_WHAT THIS TASK INVOLVES_.
Print the range of lines that opens with the line containing "Transcribe this image's" and closes with the last line of the listing. Include both ends; print nothing more.
===== DATA EXTRACT =====
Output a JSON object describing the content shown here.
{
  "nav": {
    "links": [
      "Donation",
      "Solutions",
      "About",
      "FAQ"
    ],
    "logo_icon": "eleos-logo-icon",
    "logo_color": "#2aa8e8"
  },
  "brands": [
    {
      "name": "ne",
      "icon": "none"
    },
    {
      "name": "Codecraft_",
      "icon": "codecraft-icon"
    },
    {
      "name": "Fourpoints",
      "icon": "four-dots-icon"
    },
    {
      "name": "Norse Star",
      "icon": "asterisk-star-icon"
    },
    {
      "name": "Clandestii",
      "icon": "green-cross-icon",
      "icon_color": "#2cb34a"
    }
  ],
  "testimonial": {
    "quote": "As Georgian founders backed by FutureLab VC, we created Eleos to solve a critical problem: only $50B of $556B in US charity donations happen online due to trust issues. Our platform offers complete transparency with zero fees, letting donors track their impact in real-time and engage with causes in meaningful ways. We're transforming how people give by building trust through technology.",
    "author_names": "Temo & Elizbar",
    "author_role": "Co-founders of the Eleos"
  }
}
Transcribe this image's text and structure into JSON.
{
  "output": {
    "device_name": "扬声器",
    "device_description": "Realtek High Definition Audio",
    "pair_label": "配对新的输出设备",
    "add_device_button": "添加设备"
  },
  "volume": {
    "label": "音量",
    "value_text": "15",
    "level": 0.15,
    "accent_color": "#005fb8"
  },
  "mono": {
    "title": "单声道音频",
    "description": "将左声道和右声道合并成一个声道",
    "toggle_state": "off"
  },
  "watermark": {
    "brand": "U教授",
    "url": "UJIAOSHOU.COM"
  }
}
=====
_WRITTEN RESPONSE_.
Transcribe this image's text and structure into JSON.
{
  "output": {
    "device_name": "扬声器",
    "device_description": "Realtek High Definition Audio",
    "pair_label": "配对新的输出设备",
    "add_device_button": "添加设备"
  },
  "volume": {
    "label": "音量",
    "value_text": "15",
    "level": 0.15,
    "accent_color": "#005fb8"
  },
  "mono": {
    "title": "单声道音频",
    "description": "将左声道和右声道合并成一个声道",
    "toggle_state": "off"
  },
  "watermark": {
    "brand": "U教授",
    "url": "UJIAOSHOU.COM"
  }
}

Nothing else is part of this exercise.